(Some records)

## start

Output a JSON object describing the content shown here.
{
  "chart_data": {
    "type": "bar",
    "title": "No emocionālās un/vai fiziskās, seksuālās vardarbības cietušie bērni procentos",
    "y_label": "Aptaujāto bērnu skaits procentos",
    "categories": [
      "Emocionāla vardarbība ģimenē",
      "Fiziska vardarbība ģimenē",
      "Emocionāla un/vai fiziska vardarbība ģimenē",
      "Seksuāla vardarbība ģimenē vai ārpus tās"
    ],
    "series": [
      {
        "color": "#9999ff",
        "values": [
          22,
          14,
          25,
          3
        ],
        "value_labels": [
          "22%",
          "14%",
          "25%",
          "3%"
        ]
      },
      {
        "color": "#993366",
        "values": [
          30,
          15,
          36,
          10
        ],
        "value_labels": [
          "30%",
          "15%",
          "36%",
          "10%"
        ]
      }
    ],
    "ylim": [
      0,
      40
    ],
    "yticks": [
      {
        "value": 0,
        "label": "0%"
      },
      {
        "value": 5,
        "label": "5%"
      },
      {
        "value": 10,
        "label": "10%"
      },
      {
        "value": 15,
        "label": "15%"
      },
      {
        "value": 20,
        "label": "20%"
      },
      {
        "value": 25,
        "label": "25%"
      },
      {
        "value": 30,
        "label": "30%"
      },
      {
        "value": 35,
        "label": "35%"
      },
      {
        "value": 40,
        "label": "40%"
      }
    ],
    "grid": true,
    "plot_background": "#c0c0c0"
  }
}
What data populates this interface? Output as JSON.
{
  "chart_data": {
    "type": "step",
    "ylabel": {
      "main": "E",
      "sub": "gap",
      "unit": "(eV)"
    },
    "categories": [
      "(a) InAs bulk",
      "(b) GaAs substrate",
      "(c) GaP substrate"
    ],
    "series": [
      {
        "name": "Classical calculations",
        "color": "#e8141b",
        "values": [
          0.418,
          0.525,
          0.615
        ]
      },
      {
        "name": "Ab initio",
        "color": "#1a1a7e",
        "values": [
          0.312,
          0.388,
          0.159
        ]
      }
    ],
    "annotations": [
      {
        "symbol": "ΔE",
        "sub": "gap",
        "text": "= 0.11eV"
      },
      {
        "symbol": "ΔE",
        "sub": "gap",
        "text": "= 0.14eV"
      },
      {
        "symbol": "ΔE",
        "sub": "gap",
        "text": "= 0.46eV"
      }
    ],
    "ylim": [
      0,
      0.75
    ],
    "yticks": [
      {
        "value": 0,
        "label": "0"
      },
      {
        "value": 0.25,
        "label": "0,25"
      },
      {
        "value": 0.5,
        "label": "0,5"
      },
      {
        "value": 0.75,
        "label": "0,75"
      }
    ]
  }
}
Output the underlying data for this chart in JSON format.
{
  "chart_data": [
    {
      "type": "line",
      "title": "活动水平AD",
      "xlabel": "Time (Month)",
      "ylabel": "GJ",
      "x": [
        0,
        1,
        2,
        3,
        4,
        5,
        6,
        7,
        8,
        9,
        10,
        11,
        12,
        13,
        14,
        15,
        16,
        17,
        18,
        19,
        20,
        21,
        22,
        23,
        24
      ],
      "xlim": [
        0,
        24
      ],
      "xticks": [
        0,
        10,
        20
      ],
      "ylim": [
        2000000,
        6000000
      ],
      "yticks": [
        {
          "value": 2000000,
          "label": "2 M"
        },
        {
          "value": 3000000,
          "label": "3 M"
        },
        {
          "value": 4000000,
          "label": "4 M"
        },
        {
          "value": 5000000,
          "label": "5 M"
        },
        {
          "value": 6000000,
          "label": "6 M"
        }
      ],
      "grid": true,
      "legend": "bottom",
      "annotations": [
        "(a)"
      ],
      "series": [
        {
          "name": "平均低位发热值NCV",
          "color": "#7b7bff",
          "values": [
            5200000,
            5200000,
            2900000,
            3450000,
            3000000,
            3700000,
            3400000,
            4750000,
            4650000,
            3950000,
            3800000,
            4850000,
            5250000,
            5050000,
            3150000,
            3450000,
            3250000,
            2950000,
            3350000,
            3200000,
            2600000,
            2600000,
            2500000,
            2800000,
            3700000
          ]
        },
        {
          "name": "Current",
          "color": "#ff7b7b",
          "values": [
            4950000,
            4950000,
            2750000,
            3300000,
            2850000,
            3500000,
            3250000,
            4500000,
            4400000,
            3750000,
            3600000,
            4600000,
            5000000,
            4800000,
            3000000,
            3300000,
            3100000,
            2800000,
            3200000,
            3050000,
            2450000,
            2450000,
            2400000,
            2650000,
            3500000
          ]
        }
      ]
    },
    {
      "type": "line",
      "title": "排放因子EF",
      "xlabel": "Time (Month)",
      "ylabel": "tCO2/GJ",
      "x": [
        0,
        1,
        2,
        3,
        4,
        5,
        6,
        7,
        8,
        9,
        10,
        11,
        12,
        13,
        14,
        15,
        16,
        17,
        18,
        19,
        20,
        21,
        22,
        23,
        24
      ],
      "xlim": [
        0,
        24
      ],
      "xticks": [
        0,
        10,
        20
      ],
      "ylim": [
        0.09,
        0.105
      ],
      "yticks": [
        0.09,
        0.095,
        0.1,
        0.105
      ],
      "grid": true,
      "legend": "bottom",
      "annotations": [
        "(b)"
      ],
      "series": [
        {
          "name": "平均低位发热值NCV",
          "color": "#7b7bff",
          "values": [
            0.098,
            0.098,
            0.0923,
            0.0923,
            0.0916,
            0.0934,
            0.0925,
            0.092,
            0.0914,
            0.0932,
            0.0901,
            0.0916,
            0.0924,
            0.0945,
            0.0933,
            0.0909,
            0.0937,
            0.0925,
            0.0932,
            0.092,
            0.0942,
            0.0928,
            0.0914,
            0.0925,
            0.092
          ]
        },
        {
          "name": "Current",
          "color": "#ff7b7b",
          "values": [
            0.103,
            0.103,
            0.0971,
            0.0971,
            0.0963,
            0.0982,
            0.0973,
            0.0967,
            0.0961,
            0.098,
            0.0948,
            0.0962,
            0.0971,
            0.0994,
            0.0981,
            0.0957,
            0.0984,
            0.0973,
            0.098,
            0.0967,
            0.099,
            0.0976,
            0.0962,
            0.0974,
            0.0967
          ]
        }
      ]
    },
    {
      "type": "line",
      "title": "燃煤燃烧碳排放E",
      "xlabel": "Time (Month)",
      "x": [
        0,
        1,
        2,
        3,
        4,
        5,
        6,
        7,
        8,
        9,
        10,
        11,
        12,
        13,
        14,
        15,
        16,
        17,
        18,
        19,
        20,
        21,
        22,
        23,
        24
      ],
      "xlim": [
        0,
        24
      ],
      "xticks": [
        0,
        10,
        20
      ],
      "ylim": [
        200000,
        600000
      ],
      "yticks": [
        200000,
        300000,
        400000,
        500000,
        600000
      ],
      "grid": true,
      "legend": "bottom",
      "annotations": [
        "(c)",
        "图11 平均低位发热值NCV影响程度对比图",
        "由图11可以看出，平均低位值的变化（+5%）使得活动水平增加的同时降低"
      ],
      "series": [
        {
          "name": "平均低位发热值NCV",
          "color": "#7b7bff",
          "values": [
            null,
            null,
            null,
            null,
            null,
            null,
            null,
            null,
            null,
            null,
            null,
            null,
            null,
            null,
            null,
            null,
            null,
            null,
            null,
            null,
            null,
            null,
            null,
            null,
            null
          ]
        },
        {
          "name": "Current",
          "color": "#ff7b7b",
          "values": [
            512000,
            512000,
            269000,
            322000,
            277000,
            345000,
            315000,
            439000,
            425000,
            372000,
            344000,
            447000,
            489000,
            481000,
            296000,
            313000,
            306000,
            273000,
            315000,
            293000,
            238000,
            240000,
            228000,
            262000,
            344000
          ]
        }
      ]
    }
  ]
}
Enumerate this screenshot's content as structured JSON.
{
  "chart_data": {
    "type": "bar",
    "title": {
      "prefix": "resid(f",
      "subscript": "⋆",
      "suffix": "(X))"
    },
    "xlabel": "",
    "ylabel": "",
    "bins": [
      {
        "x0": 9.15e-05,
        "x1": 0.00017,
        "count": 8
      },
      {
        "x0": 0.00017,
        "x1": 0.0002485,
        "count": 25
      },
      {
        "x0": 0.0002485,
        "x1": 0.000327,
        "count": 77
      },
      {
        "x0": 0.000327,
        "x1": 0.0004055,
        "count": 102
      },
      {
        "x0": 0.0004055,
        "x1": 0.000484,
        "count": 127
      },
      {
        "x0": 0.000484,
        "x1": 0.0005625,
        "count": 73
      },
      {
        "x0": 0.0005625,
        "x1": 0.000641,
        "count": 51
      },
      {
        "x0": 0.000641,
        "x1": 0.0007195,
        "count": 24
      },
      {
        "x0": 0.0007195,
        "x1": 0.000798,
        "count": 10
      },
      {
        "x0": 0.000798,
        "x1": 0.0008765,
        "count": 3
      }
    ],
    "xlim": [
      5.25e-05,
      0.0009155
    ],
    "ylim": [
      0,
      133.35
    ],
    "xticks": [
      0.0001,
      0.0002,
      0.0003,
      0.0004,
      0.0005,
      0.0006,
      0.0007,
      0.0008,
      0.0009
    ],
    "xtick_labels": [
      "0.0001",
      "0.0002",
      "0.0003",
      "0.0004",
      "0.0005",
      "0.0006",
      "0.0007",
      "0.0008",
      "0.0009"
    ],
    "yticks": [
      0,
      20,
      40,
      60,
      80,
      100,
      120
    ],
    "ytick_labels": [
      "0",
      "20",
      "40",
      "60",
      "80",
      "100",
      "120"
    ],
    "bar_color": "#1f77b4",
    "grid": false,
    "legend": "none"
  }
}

## end

* [DIRECTION]
In the listing above, find the line containing "Enumerate this screenshot's", then reproduce it and each line after it through the end, exactly and with nothing added.

* [EXPECTED OUTPUT]
Enumerate this screenshot's content as structured JSON.
{
  "chart_data": {
    "type": "bar",
    "title": {
      "prefix": "resid(f",
      "subscript": "⋆",
      "suffix": "(X))"
    },
    "xlabel": "",
    "ylabel": "",
    "bins": [
      {
        "x0": 9.15e-05,
        "x1": 0.00017,
        "count": 8
      },
      {
        "x0": 0.00017,
        "x1": 0.0002485,
        "count": 25
      },
      {
        "x0": 0.0002485,
        "x1": 0.000327,
        "count": 77
      },
      {
        "x0": 0.000327,
        "x1": 0.0004055,
        "count": 102
      },
      {
        "x0": 0.0004055,
        "x1": 0.000484,
        "count": 127
      },
      {
        "x0": 0.000484,
        "x1": 0.0005625,
        "count": 73
      },
      {
        "x0": 0.0005625,
        "x1": 0.000641,
        "count": 51
      },
      {
        "x0": 0.000641,
        "x1": 0.0007195,
        "count": 24
      },
      {
        "x0": 0.0007195,
        "x1": 0.000798,
        "count": 10
      },
      {
        "x0": 0.000798,
        "x1": 0.0008765,
        "count": 3
      }
    ],
    "xlim": [
      5.25e-05,
      0.0009155
    ],
    "ylim": [
      0,
      133.35
    ],
    "xticks": [
      0.0001,
      0.0002,
      0.0003,
      0.0004,
      0.0005,
      0.0006,
      0.0007,
      0.0008,
      0.0009
    ],
    "xtick_labels": [
      "0.0001",
      "0.0002",
      "0.0003",
      "0.0004",
      "0.0005",
      "0.0006",
      "0.0007",
      "0.0008",
      "0.0009"
    ],
    "yticks": [
      0,
      20,
      40,
      60,
      80,
      100,
      120
    ],
    "ytick_labels": [
      "0",
      "20",
      "40",
      "60",
      "80",
      "100",
      "120"
    ],
    "bar_color": "#1f77b4",
    "grid": false,
    "legend": "none"
  }
}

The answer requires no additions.